Records from a collection of figures:

====

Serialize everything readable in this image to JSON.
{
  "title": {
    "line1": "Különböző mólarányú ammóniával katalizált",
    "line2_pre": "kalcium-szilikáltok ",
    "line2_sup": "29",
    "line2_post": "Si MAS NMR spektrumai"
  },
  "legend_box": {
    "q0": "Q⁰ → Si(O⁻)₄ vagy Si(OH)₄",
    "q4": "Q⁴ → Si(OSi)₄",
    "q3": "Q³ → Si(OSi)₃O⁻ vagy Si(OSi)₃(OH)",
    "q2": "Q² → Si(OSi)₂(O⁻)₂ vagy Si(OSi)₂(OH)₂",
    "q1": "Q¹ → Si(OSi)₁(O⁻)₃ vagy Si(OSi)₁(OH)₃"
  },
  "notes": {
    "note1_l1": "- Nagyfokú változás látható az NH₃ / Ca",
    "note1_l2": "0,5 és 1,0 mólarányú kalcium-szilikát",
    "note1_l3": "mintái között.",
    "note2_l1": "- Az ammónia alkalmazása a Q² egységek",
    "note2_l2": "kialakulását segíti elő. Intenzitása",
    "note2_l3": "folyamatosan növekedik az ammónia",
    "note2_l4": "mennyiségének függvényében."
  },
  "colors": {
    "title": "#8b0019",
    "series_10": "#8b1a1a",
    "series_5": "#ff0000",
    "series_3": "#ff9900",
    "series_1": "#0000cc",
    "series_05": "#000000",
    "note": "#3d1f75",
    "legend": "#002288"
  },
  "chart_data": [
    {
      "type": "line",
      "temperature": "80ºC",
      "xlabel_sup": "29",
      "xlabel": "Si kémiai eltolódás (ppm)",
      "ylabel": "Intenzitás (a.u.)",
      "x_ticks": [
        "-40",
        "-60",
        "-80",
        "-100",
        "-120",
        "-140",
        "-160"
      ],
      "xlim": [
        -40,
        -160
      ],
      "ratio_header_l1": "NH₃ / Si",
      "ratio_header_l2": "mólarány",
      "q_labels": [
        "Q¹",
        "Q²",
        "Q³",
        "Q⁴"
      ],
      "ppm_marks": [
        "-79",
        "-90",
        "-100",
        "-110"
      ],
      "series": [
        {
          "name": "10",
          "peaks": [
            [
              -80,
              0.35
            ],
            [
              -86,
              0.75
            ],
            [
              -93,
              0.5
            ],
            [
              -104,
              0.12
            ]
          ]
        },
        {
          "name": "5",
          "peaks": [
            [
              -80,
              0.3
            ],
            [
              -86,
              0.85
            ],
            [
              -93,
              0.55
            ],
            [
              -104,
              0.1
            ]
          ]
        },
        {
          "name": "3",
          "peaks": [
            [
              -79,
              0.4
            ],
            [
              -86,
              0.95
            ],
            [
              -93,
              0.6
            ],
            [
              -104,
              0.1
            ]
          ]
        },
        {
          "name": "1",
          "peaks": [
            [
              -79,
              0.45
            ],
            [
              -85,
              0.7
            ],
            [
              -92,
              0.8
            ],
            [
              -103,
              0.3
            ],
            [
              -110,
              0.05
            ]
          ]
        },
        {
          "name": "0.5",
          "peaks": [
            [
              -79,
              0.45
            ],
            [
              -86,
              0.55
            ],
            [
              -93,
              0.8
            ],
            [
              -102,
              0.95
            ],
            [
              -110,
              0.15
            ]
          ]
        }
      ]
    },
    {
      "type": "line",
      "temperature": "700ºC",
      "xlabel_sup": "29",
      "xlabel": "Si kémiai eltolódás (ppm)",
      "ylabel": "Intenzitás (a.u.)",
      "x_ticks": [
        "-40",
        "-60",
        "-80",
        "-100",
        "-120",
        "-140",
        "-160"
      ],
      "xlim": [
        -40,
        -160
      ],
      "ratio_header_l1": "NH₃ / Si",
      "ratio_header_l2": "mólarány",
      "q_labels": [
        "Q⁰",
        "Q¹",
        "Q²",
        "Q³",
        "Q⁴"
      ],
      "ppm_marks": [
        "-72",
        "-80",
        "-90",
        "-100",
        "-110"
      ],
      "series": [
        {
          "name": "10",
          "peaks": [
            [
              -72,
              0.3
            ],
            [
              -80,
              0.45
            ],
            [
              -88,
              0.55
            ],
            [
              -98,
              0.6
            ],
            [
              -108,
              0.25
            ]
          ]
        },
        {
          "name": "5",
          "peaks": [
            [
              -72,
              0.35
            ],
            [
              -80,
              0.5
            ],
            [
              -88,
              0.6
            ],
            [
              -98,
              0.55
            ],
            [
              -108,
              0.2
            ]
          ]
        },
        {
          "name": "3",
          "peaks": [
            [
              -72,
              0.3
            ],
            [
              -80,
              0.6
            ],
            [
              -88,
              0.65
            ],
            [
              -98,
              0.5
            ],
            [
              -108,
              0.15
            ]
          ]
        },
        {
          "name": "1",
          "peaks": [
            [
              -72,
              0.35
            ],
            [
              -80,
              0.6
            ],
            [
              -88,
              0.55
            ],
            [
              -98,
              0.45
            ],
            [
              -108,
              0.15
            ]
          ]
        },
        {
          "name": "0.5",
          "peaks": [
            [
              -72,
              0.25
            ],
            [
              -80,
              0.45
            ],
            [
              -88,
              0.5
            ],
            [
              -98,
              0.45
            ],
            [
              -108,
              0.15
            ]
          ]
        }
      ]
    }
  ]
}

====

# [Aim of the exercise]
Show the data once more, exactly as it was written.

# [Solution to this task]
Serialize everything readable in this image to JSON.
{
  "title": {
    "line1": "Különböző mólarányú ammóniával katalizált",
    "line2_pre": "kalcium-szilikáltok ",
    "line2_sup": "29",
    "line2_post": "Si MAS NMR spektrumai"
  },
  "legend_box": {
    "q0": "Q⁰ → Si(O⁻)₄ vagy Si(OH)₄",
    "q4": "Q⁴ → Si(OSi)₄",
    "q3": "Q³ → Si(OSi)₃O⁻ vagy Si(OSi)₃(OH)",
    "q2": "Q² → Si(OSi)₂(O⁻)₂ vagy Si(OSi)₂(OH)₂",
    "q1": "Q¹ → Si(OSi)₁(O⁻)₃ vagy Si(OSi)₁(OH)₃"
  },
  "notes": {
    "note1_l1": "- Nagyfokú változás látható az NH₃ / Ca",
    "note1_l2": "0,5 és 1,0 mólarányú kalcium-szilikát",
    "note1_l3": "mintái között.",
    "note2_l1": "- Az ammónia alkalmazása a Q² egységek",
    "note2_l2": "kialakulását segíti elő. Intenzitása",
    "note2_l3": "folyamatosan növekedik az ammónia",
    "note2_l4": "mennyiségének függvényében."
  },
  "colors": {
    "title": "#8b0019",
    "series_10": "#8b1a1a",
    "series_5": "#ff0000",
    "series_3": "#ff9900",
    "series_1": "#0000cc",
    "series_05": "#000000",
    "note": "#3d1f75",
    "legend": "#002288"
  },
  "chart_data": [
    {
      "type": "line",
      "temperature": "80ºC",
      "xlabel_sup": "29",
      "xlabel": "Si kémiai eltolódás (ppm)",
      "ylabel": "Intenzitás (a.u.)",
      "x_ticks": [
        "-40",
        "-60",
        "-80",
        "-100",
        "-120",
        "-140",
        "-160"
      ],
      "xlim": [
        -40,
        -160
      ],
      "ratio_header_l1": "NH₃ / Si",
      "ratio_header_l2": "mólarány",
      "q_labels": [
        "Q¹",
        "Q²",
        "Q³",
        "Q⁴"
      ],
      "ppm_marks": [
        "-79",
        "-90",
        "-100",
        "-110"
      ],
      "series": [
        {
          "name": "10",
          "peaks": [
            [
              -80,
              0.35
            ],
            [
              -86,
              0.75
            ],
            [
              -93,
              0.5
            ],
            [
              -104,
              0.12
            ]
          ]
        },
        {
          "name": "5",
          "peaks": [
            [
              -80,
              0.3
            ],
            [
              -86,
              0.85
            ],
            [
              -93,
              0.55
            ],
            [
              -104,
              0.1
            ]
          ]
        },
        {
          "name": "3",
          "peaks": [
            [
              -79,
              0.4
            ],
            [
              -86,
              0.95
            ],
            [
              -93,
              0.6
            ],
            [
              -104,
              0.1
            ]
          ]
        },
        {
          "name": "1",
          "peaks": [
            [
              -79,
              0.45
            ],
            [
              -85,
              0.7
            ],
            [
              -92,
              0.8
            ],
            [
              -103,
              0.3
            ],
            [
              -110,
              0.05
            ]
          ]
        },
        {
          "name": "0.5",
          "peaks": [
            [
              -79,
              0.45
            ],
            [
              -86,
              0.55
            ],
            [
              -93,
              0.8
            ],
            [
              -102,
              0.95
            ],
            [
              -110,
              0.15
            ]
          ]
        }
      ]
    },
    {
      "type": "line",
      "temperature": "700ºC",
      "xlabel_sup": "29",
      "xlabel": "Si kémiai eltolódás (ppm)",
      "ylabel": "Intenzitás (a.u.)",
      "x_ticks": [
        "-40",
        "-60",
        "-80",
        "-100",
        "-120",
        "-140",
        "-160"
      ],
      "xlim": [
        -40,
        -160
      ],
      "ratio_header_l1": "NH₃ / Si",
      "ratio_header_l2": "mólarány",
      "q_labels": [
        "Q⁰",
        "Q¹",
        "Q²",
        "Q³",
        "Q⁴"
      ],
      "ppm_marks": [
        "-72",
        "-80",
        "-90",
        "-100",
        "-110"
      ],
      "series": [
        {
          "name": "10",
          "peaks": [
            [
              -72,
              0.3
            ],
            [
              -80,
              0.45
            ],
            [
              -88,
              0.55
            ],
            [
              -98,
              0.6
            ],
            [
              -108,
              0.25
            ]
          ]
        },
        {
          "name": "5",
          "peaks": [
            [
              -72,
              0.35
            ],
            [
              -80,
              0.5
            ],
            [
              -88,
              0.6
            ],
            [
              -98,
              0.55
            ],
            [
              -108,
              0.2
            ]
          ]
        },
        {
          "name": "3",
          "peaks": [
            [
              -72,
              0.3
            ],
            [
              -80,
              0.6
            ],
            [
              -88,
              0.65
            ],
            [
              -98,
              0.5
            ],
            [
              -108,
              0.15
            ]
          ]
        },
        {
          "name": "1",
          "peaks": [
            [
              -72,
              0.35
            ],
            [
              -80,
              0.6
            ],
            [
              -88,
              0.55
            ],
            [
              -98,
              0.45
            ],
            [
              -108,
              0.15
            ]
          ]
        },
        {
          "name": "0.5",
          "peaks": [
            [
              -72,
              0.25
            ],
            [
              -80,
              0.45
            ],
            [
              -88,
              0.5
            ],
            [
              -98,
              0.45
            ],
            [
              -108,
              0.15
            ]
          ]
        }
      ]
    }
  ]
}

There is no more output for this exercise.